------ Materials provided

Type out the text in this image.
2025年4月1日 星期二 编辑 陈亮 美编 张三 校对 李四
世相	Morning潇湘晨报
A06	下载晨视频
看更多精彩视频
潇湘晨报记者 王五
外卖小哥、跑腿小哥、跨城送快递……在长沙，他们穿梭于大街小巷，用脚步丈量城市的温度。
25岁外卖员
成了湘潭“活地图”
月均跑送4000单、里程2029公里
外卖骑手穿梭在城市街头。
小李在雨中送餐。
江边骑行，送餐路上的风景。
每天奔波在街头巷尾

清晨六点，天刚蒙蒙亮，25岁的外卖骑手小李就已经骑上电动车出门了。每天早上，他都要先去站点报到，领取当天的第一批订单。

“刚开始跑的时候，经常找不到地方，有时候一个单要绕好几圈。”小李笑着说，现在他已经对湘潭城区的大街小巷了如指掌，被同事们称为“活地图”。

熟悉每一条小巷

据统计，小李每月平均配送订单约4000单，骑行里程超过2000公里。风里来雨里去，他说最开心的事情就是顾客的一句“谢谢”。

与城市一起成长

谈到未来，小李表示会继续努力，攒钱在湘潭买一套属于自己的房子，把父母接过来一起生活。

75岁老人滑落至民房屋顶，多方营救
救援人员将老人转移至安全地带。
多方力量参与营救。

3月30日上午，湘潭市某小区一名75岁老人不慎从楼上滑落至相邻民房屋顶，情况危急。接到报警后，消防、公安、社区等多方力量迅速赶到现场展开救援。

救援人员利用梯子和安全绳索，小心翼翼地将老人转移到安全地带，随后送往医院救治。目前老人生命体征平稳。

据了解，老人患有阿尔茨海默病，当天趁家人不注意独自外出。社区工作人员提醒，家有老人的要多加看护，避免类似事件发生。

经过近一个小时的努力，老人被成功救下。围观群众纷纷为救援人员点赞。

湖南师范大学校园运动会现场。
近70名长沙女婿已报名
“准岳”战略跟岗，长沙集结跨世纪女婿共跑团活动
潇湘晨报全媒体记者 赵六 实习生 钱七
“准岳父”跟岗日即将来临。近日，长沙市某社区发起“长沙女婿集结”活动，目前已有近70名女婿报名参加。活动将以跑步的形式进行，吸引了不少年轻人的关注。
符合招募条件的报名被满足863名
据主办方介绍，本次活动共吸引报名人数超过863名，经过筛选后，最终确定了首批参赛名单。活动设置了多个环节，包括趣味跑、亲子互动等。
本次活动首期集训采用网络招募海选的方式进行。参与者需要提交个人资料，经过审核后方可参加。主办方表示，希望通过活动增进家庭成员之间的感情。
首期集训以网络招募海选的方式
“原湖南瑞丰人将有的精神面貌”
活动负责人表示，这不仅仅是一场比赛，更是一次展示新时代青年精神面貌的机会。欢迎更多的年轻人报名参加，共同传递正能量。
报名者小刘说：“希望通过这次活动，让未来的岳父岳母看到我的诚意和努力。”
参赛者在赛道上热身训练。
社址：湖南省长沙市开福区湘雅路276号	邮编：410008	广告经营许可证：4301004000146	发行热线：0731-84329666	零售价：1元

------------

*Stated exercise*. Take the lines above and print them exactly.

*The response*.
Type out the text in this image.
2025年4月1日 星期二 编辑 陈亮 美编 张三 校对 李四
世相	Morning潇湘晨报
A06	下载晨视频
看更多精彩视频
潇湘晨报记者 王五
外卖小哥、跑腿小哥、跨城送快递……在长沙，他们穿梭于大街小巷，用脚步丈量城市的温度。
25岁外卖员
成了湘潭“活地图”
月均跑送4000单、里程2029公里
外卖骑手穿梭在城市街头。
小李在雨中送餐。
江边骑行，送餐路上的风景。
每天奔波在街头巷尾

清晨六点，天刚蒙蒙亮，25岁的外卖骑手小李就已经骑上电动车出门了。每天早上，他都要先去站点报到，领取当天的第一批订单。

“刚开始跑的时候，经常找不到地方，有时候一个单要绕好几圈。”小李笑着说，现在他已经对湘潭城区的大街小巷了如指掌，被同事们称为“活地图”。

熟悉每一条小巷

据统计，小李每月平均配送订单约4000单，骑行里程超过2000公里。风里来雨里去，他说最开心的事情就是顾客的一句“谢谢”。

与城市一起成长

谈到未来，小李表示会继续努力，攒钱在湘潭买一套属于自己的房子，把父母接过来一起生活。

75岁老人滑落至民房屋顶，多方营救
救援人员将老人转移至安全地带。
多方力量参与营救。

3月30日上午，湘潭市某小区一名75岁老人不慎从楼上滑落至相邻民房屋顶，情况危急。接到报警后，消防、公安、社区等多方力量迅速赶到现场展开救援。

救援人员利用梯子和安全绳索，小心翼翼地将老人转移到安全地带，随后送往医院救治。目前老人生命体征平稳。

据了解，老人患有阿尔茨海默病，当天趁家人不注意独自外出。社区工作人员提醒，家有老人的要多加看护，避免类似事件发生。

经过近一个小时的努力，老人被成功救下。围观群众纷纷为救援人员点赞。

湖南师范大学校园运动会现场。
近70名长沙女婿已报名
“准岳”战略跟岗，长沙集结跨世纪女婿共跑团活动
潇湘晨报全媒体记者 赵六 实习生 钱七
“准岳父”跟岗日即将来临。近日，长沙市某社区发起“长沙女婿集结”活动，目前已有近70名女婿报名参加。活动将以跑步的形式进行，吸引了不少年轻人的关注。
符合招募条件的报名被满足863名
据主办方介绍，本次活动共吸引报名人数超过863名，经过筛选后，最终确定了首批参赛名单。活动设置了多个环节，包括趣味跑、亲子互动等。
本次活动首期集训采用网络招募海选的方式进行。参与者需要提交个人资料，经过审核后方可参加。主办方表示，希望通过活动增进家庭成员之间的感情。
首期集训以网络招募海选的方式
“原湖南瑞丰人将有的精神面貌”
活动负责人表示，这不仅仅是一场比赛，更是一次展示新时代青年精神面貌的机会。欢迎更多的年轻人报名参加，共同传递正能量。
报名者小刘说：“希望通过这次活动，让未来的岳父岳母看到我的诚意和努力。”
参赛者在赛道上热身训练。
社址：湖南省长沙市开福区湘雅路276号	邮编：410008	广告经营许可证：4301004000146	发行热线：0731-84329666	零售价：1元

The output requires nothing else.